• _TASK TO COMPLETE_
Hunt for the word "Total" across the entries below, copying each line that holds it.

[Dataset entries on figures]
==*==

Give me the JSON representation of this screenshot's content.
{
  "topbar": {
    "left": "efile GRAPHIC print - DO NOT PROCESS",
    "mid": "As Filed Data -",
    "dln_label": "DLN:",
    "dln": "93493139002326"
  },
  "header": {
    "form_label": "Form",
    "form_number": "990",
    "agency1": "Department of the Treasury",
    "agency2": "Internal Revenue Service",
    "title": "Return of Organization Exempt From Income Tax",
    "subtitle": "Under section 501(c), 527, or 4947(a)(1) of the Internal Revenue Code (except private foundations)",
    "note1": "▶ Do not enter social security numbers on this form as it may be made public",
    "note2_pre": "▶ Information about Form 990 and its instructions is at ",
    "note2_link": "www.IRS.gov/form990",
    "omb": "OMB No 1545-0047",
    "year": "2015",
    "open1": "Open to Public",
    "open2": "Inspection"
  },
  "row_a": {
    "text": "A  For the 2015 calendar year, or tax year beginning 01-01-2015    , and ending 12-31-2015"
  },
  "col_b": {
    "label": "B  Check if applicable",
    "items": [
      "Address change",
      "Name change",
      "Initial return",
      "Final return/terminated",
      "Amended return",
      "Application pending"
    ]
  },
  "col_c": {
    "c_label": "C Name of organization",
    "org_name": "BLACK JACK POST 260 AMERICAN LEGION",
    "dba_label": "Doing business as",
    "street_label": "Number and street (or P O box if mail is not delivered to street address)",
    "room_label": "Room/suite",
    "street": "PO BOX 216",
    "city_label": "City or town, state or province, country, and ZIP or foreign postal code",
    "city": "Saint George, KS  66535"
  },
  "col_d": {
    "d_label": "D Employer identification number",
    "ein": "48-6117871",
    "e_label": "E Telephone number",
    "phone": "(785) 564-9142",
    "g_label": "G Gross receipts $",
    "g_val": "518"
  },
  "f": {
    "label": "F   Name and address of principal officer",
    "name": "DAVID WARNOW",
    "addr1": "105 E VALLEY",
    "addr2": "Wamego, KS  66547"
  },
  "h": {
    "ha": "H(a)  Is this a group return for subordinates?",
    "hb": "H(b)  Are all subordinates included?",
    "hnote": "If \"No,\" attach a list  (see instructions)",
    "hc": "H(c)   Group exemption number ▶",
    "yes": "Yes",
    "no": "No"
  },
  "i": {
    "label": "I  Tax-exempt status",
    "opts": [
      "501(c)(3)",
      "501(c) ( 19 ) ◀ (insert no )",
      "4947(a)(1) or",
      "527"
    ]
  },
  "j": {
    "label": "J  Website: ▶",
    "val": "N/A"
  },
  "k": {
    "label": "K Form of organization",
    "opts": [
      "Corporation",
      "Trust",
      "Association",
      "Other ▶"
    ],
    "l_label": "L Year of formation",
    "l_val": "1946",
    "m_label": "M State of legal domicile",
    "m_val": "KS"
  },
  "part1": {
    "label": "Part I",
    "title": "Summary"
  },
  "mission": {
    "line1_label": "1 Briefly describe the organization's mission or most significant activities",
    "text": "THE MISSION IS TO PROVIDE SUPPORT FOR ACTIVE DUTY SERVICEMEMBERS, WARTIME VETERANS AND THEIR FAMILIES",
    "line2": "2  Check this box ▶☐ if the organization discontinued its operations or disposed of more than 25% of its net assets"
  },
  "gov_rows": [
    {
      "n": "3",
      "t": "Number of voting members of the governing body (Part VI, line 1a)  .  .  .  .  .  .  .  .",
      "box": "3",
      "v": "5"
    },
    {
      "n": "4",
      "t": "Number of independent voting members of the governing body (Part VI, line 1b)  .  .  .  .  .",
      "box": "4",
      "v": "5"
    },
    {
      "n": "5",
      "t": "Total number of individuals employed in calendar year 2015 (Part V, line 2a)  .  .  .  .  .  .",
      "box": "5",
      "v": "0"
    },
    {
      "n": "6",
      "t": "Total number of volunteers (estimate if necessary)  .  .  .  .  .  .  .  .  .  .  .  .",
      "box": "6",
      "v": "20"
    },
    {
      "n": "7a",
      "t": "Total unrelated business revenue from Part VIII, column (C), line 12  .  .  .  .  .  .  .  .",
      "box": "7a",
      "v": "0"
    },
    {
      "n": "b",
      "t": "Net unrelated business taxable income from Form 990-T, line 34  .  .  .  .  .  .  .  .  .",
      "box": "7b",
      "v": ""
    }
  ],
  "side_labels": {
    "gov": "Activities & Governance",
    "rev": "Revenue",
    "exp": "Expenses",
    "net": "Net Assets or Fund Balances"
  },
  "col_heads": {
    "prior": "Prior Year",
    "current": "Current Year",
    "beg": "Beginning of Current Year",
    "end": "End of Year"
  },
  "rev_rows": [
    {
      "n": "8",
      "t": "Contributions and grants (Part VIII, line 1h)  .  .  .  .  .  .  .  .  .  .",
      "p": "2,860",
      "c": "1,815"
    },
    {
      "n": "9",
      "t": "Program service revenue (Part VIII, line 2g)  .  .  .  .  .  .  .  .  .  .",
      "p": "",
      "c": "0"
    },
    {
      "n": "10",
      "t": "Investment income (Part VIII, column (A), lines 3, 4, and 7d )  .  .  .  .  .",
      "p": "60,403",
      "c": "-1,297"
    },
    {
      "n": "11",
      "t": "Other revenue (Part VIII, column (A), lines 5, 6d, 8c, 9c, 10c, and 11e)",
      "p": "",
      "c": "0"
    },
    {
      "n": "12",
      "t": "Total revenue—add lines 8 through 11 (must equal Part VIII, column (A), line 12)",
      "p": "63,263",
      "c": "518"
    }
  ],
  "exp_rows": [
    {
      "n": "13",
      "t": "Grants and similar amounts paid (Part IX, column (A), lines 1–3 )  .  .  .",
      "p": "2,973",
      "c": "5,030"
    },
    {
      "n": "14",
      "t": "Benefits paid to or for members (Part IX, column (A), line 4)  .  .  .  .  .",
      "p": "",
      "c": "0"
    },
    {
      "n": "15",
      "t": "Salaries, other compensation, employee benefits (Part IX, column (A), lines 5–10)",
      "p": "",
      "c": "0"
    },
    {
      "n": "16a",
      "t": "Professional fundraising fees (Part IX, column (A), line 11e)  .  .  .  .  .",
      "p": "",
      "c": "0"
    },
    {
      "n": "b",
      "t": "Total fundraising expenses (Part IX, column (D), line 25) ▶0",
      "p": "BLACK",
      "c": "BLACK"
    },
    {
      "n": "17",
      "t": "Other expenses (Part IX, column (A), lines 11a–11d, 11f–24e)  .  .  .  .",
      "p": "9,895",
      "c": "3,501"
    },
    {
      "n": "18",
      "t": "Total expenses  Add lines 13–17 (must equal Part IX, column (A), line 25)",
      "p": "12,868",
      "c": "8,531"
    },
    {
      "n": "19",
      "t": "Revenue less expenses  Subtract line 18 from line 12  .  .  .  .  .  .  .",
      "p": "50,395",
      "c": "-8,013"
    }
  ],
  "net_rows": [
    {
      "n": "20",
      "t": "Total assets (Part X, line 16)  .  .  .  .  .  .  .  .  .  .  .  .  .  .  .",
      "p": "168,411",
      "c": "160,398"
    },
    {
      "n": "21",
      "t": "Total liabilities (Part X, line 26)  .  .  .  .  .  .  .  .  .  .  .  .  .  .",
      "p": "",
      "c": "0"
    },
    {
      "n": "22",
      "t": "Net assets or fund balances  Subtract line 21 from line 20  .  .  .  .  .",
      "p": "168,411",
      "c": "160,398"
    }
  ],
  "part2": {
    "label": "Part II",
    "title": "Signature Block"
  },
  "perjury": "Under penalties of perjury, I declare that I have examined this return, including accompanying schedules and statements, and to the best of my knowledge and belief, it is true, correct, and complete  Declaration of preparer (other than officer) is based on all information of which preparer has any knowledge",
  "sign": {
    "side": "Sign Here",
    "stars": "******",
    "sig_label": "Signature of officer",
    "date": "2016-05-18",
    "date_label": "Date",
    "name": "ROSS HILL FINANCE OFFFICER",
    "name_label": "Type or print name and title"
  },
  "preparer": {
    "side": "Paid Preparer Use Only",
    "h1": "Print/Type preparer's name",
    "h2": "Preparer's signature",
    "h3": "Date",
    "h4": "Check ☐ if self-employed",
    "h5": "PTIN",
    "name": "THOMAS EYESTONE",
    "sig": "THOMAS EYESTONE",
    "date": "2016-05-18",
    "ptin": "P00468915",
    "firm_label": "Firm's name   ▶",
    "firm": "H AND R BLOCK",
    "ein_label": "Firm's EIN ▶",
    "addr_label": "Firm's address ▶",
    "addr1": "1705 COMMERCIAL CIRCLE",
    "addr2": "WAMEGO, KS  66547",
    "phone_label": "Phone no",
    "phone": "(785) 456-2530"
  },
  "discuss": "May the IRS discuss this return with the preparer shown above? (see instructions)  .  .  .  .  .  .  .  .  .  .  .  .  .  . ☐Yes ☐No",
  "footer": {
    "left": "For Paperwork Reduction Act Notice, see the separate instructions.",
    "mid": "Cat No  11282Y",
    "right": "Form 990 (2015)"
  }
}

==*==

• _RESPONSE BELOW_
      "t": "Total number of individuals employed in calendar year 2015 (Part V, line 2a)  .  .  .  .  .  .",
      "t": "Total number of volunteers (estimate if necessary)  .  .  .  .  .  .  .  .  .  .  .  .",
      "t": "Total unrelated business revenue from Part VIII, column (C), line 12  .  .  .  .  .  .  .  .",
      "t": "Total revenue—add lines 8 through 11 (must equal Part VIII, column (A), line 12)",
      "t": "Total fundraising expenses (Part IX, column (D), line 25) ▶0",
      "t": "Total expenses  Add lines 13–17 (must equal Part IX, column (A), line 25)",
      "t": "Total assets (Part X, line 16)  .  .  .  .  .  .  .  .  .  .  .  .  .  .  .",
      "t": "Total liabilities (Part X, line 26)  .  .  .  .  .  .  .  .  .  .  .  .  .  .",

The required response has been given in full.